** Work required **
Look through the material below, count the lines containing the word "Sadece", and state only the count.

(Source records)
▽
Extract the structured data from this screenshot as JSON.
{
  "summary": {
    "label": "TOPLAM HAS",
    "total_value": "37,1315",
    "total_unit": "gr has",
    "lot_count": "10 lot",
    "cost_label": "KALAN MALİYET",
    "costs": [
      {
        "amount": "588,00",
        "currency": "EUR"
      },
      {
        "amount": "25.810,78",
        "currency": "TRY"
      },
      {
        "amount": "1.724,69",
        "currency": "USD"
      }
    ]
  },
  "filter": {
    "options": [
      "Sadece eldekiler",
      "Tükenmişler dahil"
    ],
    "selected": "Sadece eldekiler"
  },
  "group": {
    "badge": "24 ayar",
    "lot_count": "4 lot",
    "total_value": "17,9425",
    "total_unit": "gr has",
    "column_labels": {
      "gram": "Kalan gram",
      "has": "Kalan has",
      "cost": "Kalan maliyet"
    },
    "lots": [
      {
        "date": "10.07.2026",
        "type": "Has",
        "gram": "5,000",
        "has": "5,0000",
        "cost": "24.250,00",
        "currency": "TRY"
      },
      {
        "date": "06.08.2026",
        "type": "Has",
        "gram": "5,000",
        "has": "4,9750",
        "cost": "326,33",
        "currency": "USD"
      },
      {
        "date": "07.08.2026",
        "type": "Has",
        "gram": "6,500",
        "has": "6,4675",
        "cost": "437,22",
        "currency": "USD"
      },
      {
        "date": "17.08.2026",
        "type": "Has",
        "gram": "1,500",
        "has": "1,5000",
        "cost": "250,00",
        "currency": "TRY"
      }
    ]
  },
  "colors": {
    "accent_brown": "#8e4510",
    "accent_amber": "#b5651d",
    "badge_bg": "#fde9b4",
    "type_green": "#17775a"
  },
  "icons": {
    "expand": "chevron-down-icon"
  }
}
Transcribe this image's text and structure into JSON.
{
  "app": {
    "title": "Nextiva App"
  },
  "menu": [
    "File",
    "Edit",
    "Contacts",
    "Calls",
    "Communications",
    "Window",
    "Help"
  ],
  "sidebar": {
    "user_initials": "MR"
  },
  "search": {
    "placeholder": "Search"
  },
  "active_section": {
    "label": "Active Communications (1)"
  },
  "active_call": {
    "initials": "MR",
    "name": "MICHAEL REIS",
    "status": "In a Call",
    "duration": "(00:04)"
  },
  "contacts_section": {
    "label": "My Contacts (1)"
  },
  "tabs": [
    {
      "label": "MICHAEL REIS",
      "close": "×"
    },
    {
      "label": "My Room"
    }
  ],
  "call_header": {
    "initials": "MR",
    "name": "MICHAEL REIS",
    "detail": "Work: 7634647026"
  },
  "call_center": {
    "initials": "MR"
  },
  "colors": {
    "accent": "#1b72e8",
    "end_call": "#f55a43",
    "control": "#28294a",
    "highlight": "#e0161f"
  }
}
△
** Exercise output **
2